### What the task requires
Write out the listing in full, matching it word for word.

.....

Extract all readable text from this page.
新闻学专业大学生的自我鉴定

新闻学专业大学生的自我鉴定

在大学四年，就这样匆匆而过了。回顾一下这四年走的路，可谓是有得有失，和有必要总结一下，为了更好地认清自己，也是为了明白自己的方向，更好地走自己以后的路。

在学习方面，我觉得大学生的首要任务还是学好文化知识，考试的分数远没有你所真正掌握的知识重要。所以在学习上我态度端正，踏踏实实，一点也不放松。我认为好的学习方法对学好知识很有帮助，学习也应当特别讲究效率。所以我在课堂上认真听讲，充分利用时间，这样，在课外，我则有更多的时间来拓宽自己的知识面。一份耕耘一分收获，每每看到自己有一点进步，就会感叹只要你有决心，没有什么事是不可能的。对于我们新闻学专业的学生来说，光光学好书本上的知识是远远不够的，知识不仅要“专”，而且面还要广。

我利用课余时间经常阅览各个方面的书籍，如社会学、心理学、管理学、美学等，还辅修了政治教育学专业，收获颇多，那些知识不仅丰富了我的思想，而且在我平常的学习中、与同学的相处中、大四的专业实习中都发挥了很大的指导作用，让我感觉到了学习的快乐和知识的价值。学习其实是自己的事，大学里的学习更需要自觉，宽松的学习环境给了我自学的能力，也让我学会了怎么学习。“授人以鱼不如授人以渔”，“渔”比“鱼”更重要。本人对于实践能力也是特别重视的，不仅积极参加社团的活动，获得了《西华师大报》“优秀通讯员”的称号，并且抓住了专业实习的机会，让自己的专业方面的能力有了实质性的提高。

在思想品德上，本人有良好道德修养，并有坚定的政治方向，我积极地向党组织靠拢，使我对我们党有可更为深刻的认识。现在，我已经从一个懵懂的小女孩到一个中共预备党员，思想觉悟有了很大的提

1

.....

### Finished answer
Extract all readable text from this page.
新闻学专业大学生的自我鉴定

新闻学专业大学生的自我鉴定

在大学四年，就这样匆匆而过了。回顾一下这四年走的路，可谓是有得有失，和有必要总结一下，为了更好地认清自己，也是为了明白自己的方向，更好地走自己以后的路。

在学习方面，我觉得大学生的首要任务还是学好文化知识，考试的分数远没有你所真正掌握的知识重要。所以在学习上我态度端正，踏踏实实，一点也不放松。我认为好的学习方法对学好知识很有帮助，学习也应当特别讲究效率。所以我在课堂上认真听讲，充分利用时间，这样，在课外，我则有更多的时间来拓宽自己的知识面。一份耕耘一分收获，每每看到自己有一点进步，就会感叹只要你有决心，没有什么事是不可能的。对于我们新闻学专业的学生来说，光光学好书本上的知识是远远不够的，知识不仅要“专”，而且面还要广。

我利用课余时间经常阅览各个方面的书籍，如社会学、心理学、管理学、美学等，还辅修了政治教育学专业，收获颇多，那些知识不仅丰富了我的思想，而且在我平常的学习中、与同学的相处中、大四的专业实习中都发挥了很大的指导作用，让我感觉到了学习的快乐和知识的价值。学习其实是自己的事，大学里的学习更需要自觉，宽松的学习环境给了我自学的能力，也让我学会了怎么学习。“授人以鱼不如授人以渔”，“渔”比“鱼”更重要。本人对于实践能力也是特别重视的，不仅积极参加社团的活动，获得了《西华师大报》“优秀通讯员”的称号，并且抓住了专业实习的机会，让自己的专业方面的能力有了实质性的提高。

在思想品德上，本人有良好道德修养，并有坚定的政治方向，我积极地向党组织靠拢，使我对我们党有可更为深刻的认识。现在，我已经从一个懵懂的小女孩到一个中共预备党员，思想觉悟有了很大的提

1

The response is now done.